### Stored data
****************************************

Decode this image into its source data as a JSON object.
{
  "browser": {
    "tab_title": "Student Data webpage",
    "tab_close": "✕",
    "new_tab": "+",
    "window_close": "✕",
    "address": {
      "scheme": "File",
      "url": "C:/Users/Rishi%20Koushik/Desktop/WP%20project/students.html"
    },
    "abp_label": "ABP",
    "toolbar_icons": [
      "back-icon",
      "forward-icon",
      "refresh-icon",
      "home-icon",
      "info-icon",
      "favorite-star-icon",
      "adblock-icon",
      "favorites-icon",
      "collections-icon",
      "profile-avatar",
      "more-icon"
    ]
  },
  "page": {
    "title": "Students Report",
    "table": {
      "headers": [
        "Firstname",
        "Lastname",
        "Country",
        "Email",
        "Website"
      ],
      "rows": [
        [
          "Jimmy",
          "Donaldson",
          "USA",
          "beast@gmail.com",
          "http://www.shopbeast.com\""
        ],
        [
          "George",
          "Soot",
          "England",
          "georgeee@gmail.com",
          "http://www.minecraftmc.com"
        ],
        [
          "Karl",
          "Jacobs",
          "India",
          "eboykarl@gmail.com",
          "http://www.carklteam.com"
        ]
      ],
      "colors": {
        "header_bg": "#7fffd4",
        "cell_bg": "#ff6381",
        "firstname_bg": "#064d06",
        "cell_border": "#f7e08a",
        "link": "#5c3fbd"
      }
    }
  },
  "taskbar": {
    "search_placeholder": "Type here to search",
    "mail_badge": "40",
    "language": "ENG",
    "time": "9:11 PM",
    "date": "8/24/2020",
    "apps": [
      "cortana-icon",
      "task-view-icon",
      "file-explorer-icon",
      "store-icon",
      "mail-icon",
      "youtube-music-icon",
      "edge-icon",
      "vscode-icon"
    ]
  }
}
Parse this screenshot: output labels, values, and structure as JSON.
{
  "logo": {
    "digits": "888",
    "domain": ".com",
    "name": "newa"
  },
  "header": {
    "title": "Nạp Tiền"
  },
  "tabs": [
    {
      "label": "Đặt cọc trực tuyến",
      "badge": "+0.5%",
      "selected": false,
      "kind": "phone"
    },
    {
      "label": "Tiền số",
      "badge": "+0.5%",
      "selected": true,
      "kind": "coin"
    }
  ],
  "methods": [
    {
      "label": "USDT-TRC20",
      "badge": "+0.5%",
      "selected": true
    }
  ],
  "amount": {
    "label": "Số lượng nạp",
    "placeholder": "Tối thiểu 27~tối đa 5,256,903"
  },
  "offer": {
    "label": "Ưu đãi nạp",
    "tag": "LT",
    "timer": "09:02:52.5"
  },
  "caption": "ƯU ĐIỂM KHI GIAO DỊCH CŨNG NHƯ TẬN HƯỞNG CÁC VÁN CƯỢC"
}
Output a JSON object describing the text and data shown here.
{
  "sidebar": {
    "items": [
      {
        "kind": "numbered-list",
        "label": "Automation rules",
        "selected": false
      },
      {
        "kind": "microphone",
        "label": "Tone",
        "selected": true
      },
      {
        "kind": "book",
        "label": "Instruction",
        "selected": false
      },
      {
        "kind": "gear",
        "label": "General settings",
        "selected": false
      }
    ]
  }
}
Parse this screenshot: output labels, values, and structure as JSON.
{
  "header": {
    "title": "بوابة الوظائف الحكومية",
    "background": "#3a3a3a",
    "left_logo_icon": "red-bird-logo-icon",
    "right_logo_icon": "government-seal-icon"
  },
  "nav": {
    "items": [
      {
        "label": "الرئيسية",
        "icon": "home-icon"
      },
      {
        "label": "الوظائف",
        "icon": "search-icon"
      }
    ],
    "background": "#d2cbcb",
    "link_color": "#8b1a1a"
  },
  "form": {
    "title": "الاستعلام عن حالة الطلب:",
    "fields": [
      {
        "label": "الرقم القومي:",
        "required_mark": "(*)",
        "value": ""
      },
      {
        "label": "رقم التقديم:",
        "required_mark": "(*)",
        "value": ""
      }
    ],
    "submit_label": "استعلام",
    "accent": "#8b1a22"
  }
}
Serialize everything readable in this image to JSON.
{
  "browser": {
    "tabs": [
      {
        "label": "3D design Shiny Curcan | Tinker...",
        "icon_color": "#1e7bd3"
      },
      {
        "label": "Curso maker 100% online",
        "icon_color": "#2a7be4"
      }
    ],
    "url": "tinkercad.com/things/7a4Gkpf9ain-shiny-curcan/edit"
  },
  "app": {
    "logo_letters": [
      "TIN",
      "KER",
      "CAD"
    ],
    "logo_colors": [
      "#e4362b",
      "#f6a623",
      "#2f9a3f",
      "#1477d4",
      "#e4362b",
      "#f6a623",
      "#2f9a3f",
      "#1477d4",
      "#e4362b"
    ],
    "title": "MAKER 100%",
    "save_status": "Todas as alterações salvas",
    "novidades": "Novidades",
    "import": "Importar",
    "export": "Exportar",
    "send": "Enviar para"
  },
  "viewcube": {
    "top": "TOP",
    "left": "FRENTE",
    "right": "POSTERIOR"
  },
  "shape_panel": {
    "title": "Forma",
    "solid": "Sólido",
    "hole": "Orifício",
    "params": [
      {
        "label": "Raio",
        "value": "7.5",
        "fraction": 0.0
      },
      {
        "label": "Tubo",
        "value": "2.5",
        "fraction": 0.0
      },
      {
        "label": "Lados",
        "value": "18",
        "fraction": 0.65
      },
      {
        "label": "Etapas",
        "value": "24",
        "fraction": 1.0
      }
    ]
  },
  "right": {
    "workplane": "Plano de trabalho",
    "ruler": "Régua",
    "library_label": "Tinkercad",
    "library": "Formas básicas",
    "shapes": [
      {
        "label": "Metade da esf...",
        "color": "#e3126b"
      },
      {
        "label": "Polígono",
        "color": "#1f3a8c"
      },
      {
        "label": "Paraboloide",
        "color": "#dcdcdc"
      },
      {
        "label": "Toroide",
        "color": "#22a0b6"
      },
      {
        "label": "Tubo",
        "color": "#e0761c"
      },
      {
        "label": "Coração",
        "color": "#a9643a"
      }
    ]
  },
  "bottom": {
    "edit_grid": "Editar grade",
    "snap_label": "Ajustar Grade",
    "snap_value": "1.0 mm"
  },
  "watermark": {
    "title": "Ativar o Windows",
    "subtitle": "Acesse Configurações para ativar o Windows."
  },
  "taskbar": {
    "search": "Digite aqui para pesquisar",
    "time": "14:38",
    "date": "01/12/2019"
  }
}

****************************************

### Task description
Copy each record from above exactly, and include every line.

### Written answer
Decode this image into its source data as a JSON object.
{
  "browser": {
    "tab_title": "Student Data webpage",
    "tab_close": "✕",
    "new_tab": "+",
    "window_close": "✕",
    "address": {
      "scheme": "File",
      "url": "C:/Users/Rishi%20Koushik/Desktop/WP%20project/students.html"
    },
    "abp_label": "ABP",
    "toolbar_icons": [
      "back-icon",
      "forward-icon",
      "refresh-icon",
      "home-icon",
      "info-icon",
      "favorite-star-icon",
      "adblock-icon",
      "favorites-icon",
      "collections-icon",
      "profile-avatar",
      "more-icon"
    ]
  },
  "page": {
    "title": "Students Report",
    "table": {
      "headers": [
        "Firstname",
        "Lastname",
        "Country",
        "Email",
        "Website"
      ],
      "rows": [
        [
          "Jimmy",
          "Donaldson",
          "USA",
          "beast@gmail.com",
          "http://www.shopbeast.com\""
        ],
        [
          "George",
          "Soot",
          "England",
          "georgeee@gmail.com",
          "http://www.minecraftmc.com"
        ],
        [
          "Karl",
          "Jacobs",
          "India",
          "eboykarl@gmail.com",
          "http://www.carklteam.com"
        ]
      ],
      "colors": {
        "header_bg": "#7fffd4",
        "cell_bg": "#ff6381",
        "firstname_bg": "#064d06",
        "cell_border": "#f7e08a",
        "link": "#5c3fbd"
      }
    }
  },
  "taskbar": {
    "search_placeholder": "Type here to search",
    "mail_badge": "40",
    "language": "ENG",
    "time": "9:11 PM",
    "date": "8/24/2020",
    "apps": [
      "cortana-icon",
      "task-view-icon",
      "file-explorer-icon",
      "store-icon",
      "mail-icon",
      "youtube-music-icon",
      "edge-icon",
      "vscode-icon"
    ]
  }
}
Parse this screenshot: output labels, values, and structure as JSON.
{
  "logo": {
    "digits": "888",
    "domain": ".com",
    "name": "newa"
  },
  "header": {
    "title": "Nạp Tiền"
  },
  "tabs": [
    {
      "label": "Đặt cọc trực tuyến",
      "badge": "+0.5%",
      "selected": false,
      "kind": "phone"
    },
    {
      "label": "Tiền số",
      "badge": "+0.5%",
      "selected": true,
      "kind": "coin"
    }
  ],
  "methods": [
    {
      "label": "USDT-TRC20",
      "badge": "+0.5%",
      "selected": true
    }
  ],
  "amount": {
    "label": "Số lượng nạp",
    "placeholder": "Tối thiểu 27~tối đa 5,256,903"
  },
  "offer": {
    "label": "Ưu đãi nạp",
    "tag": "LT",
    "timer": "09:02:52.5"
  },
  "caption": "ƯU ĐIỂM KHI GIAO DỊCH CŨNG NHƯ TẬN HƯỞNG CÁC VÁN CƯỢC"
}
Output a JSON object describing the text and data shown here.
{
  "sidebar": {
    "items": [
      {
        "kind": "numbered-list",
        "label": "Automation rules",
        "selected": false
      },
      {
        "kind": "microphone",
        "label": "Tone",
        "selected": true
      },
      {
        "kind": "book",
        "label": "Instruction",
        "selected": false
      },
      {
        "kind": "gear",
        "label": "General settings",
        "selected": false
      }
    ]
  }
}
Parse this screenshot: output labels, values, and structure as JSON.
{
  "header": {
    "title": "بوابة الوظائف الحكومية",
    "background": "#3a3a3a",
    "left_logo_icon": "red-bird-logo-icon",
    "right_logo_icon": "government-seal-icon"
  },
  "nav": {
    "items": [
      {
        "label": "الرئيسية",
        "icon": "home-icon"
      },
      {
        "label": "الوظائف",
        "icon": "search-icon"
      }
    ],
    "background": "#d2cbcb",
    "link_color": "#8b1a1a"
  },
  "form": {
    "title": "الاستعلام عن حالة الطلب:",
    "fields": [
      {
        "label": "الرقم القومي:",
        "required_mark": "(*)",
        "value": ""
      },
      {
        "label": "رقم التقديم:",
        "required_mark": "(*)",
        "value": ""
      }
    ],
    "submit_label": "استعلام",
    "accent": "#8b1a22"
  }
}
Serialize everything readable in this image to JSON.
{
  "browser": {
    "tabs": [
      {
        "label": "3D design Shiny Curcan | Tinker...",
        "icon_color": "#1e7bd3"
      },
      {
        "label": "Curso maker 100% online",
        "icon_color": "#2a7be4"
      }
    ],
    "url": "tinkercad.com/things/7a4Gkpf9ain-shiny-curcan/edit"
  },
  "app": {
    "logo_letters": [
      "TIN",
      "KER",
      "CAD"
    ],
    "logo_colors": [
      "#e4362b",
      "#f6a623",
      "#2f9a3f",
      "#1477d4",
      "#e4362b",
      "#f6a623",
      "#2f9a3f",
      "#1477d4",
      "#e4362b"
    ],
    "title": "MAKER 100%",
    "save_status": "Todas as alterações salvas",
    "novidades": "Novidades",
    "import": "Importar",
    "export": "Exportar",
    "send": "Enviar para"
  },
  "viewcube": {
    "top": "TOP",
    "left": "FRENTE",
    "right": "POSTERIOR"
  },
  "shape_panel": {
    "title": "Forma",
    "solid": "Sólido",
    "hole": "Orifício",
    "params": [
      {
        "label": "Raio",
        "value": "7.5",
        "fraction": 0.0
      },
      {
        "label": "Tubo",
        "value": "2.5",
        "fraction": 0.0
      },
      {
        "label": "Lados",
        "value": "18",
        "fraction": 0.65
      },
      {
        "label": "Etapas",
        "value": "24",
        "fraction": 1.0
      }
    ]
  },
  "right": {
    "workplane": "Plano de trabalho",
    "ruler": "Régua",
    "library_label": "Tinkercad",
    "library": "Formas básicas",
    "shapes": [
      {
        "label": "Metade da esf...",
        "color": "#e3126b"
      },
      {
        "label": "Polígono",
        "color": "#1f3a8c"
      },
      {
        "label": "Paraboloide",
        "color": "#dcdcdc"
      },
      {
        "label": "Toroide",
        "color": "#22a0b6"
      },
      {
        "label": "Tubo",
        "color": "#e0761c"
      },
      {
        "label": "Coração",
        "color": "#a9643a"
      }
    ]
  },
  "bottom": {
    "edit_grid": "Editar grade",
    "snap_label": "Ajustar Grade",
    "snap_value": "1.0 mm"
  },
  "watermark": {
    "title": "Ativar o Windows",
    "subtitle": "Acesse Configurações para ativar o Windows."
  },
  "taskbar": {
    "search": "Digite aqui para pesquisar",
    "time": "14:38",
    "date": "01/12/2019"
  }
}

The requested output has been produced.